-- Start of Extracted records --
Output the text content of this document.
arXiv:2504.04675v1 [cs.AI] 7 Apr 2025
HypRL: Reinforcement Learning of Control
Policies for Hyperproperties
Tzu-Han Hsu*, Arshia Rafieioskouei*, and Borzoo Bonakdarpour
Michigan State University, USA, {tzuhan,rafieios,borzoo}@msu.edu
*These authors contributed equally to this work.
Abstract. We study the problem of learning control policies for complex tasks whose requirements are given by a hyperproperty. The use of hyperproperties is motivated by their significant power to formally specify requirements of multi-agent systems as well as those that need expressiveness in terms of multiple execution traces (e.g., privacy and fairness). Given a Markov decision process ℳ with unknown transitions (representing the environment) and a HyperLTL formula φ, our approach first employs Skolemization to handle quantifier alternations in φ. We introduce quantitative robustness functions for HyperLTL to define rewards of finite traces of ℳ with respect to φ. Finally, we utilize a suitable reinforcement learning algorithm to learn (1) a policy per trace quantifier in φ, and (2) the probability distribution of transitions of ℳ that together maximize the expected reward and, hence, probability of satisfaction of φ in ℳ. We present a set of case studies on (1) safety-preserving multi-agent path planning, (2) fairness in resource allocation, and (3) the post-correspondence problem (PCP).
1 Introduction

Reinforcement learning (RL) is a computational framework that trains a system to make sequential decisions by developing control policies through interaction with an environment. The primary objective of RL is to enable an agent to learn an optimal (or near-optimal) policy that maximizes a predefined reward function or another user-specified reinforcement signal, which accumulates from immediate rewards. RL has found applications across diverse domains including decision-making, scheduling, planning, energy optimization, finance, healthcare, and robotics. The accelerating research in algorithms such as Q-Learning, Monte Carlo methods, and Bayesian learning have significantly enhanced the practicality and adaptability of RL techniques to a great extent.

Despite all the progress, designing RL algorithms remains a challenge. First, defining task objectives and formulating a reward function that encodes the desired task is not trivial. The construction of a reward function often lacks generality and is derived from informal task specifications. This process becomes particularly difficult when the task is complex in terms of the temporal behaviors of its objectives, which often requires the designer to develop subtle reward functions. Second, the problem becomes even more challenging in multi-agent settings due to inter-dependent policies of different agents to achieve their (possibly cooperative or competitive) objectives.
-- End of Extracted records --
» Task statement:
Your task is to print the whole listing again exactly.

» Exercise answer:
Output the text content of this document.
arXiv:2504.04675v1 [cs.AI] 7 Apr 2025
HypRL: Reinforcement Learning of Control
Policies for Hyperproperties
Tzu-Han Hsu*, Arshia Rafieioskouei*, and Borzoo Bonakdarpour
Michigan State University, USA, {tzuhan,rafieios,borzoo}@msu.edu
*These authors contributed equally to this work.
Abstract. We study the problem of learning control policies for complex tasks whose requirements are given by a hyperproperty. The use of hyperproperties is motivated by their significant power to formally specify requirements of multi-agent systems as well as those that need expressiveness in terms of multiple execution traces (e.g., privacy and fairness). Given a Markov decision process ℳ with unknown transitions (representing the environment) and a HyperLTL formula φ, our approach first employs Skolemization to handle quantifier alternations in φ. We introduce quantitative robustness functions for HyperLTL to define rewards of finite traces of ℳ with respect to φ. Finally, we utilize a suitable reinforcement learning algorithm to learn (1) a policy per trace quantifier in φ, and (2) the probability distribution of transitions of ℳ that together maximize the expected reward and, hence, probability of satisfaction of φ in ℳ. We present a set of case studies on (1) safety-preserving multi-agent path planning, (2) fairness in resource allocation, and (3) the post-correspondence problem (PCP).
1 Introduction

Reinforcement learning (RL) is a computational framework that trains a system to make sequential decisions by developing control policies through interaction with an environment. The primary objective of RL is to enable an agent to learn an optimal (or near-optimal) policy that maximizes a predefined reward function or another user-specified reinforcement signal, which accumulates from immediate rewards. RL has found applications across diverse domains including decision-making, scheduling, planning, energy optimization, finance, healthcare, and robotics. The accelerating research in algorithms such as Q-Learning, Monte Carlo methods, and Bayesian learning have significantly enhanced the practicality and adaptability of RL techniques to a great extent.

Despite all the progress, designing RL algorithms remains a challenge. First, defining task objectives and formulating a reward function that encodes the desired task is not trivial. The construction of a reward function often lacks generality and is derived from informal task specifications. This process becomes particularly difficult when the task is complex in terms of the temporal behaviors of its objectives, which often requires the designer to develop subtle reward functions. Second, the problem becomes even more challenging in multi-agent settings due to inter-dependent policies of different agents to achieve their (possibly cooperative or competitive) objectives.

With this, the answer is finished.